■ **WHAT YOU NEED TO DO**: Identify every line containing the word "Additional" and reproduce each one.

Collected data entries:
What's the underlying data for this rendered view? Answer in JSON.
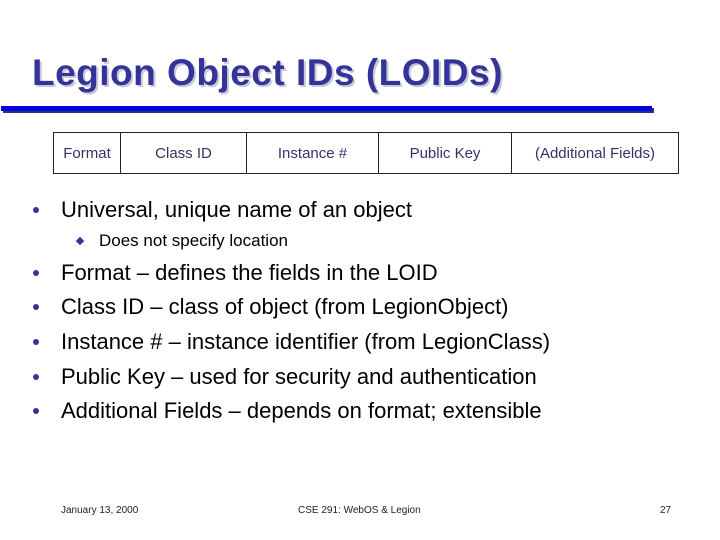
{
  "slide": {
    "title": "Legion Object IDs (LOIDs)",
    "accent_color": "#333399",
    "rule_color": "#0000e0"
  },
  "loid_structure": {
    "fields": [
      "Format",
      "Class ID",
      "Instance #",
      "Public Key",
      "(Additional Fields)"
    ]
  },
  "bullets": [
    {
      "text": "Universal, unique name of an object",
      "sub": [
        "Does not specify location"
      ]
    },
    {
      "text": "Format – defines the fields in the LOID",
      "sub": []
    },
    {
      "text": "Class ID – class of object (from LegionObject)",
      "sub": []
    },
    {
      "text": "Instance # – instance identifier (from LegionClass)",
      "sub": []
    },
    {
      "text": "Public Key – used for security and authentication",
      "sub": []
    },
    {
      "text": "Additional Fields – depends on format; extensible",
      "sub": []
    }
  ],
  "footer": {
    "date": "January 13, 2000",
    "course": "CSE 291: WebOS & Legion",
    "page_number": "27"
  }
}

■ **FULL OUTPUT**:
      "(Additional Fields)"
      "text": "Additional Fields – depends on format; extensible",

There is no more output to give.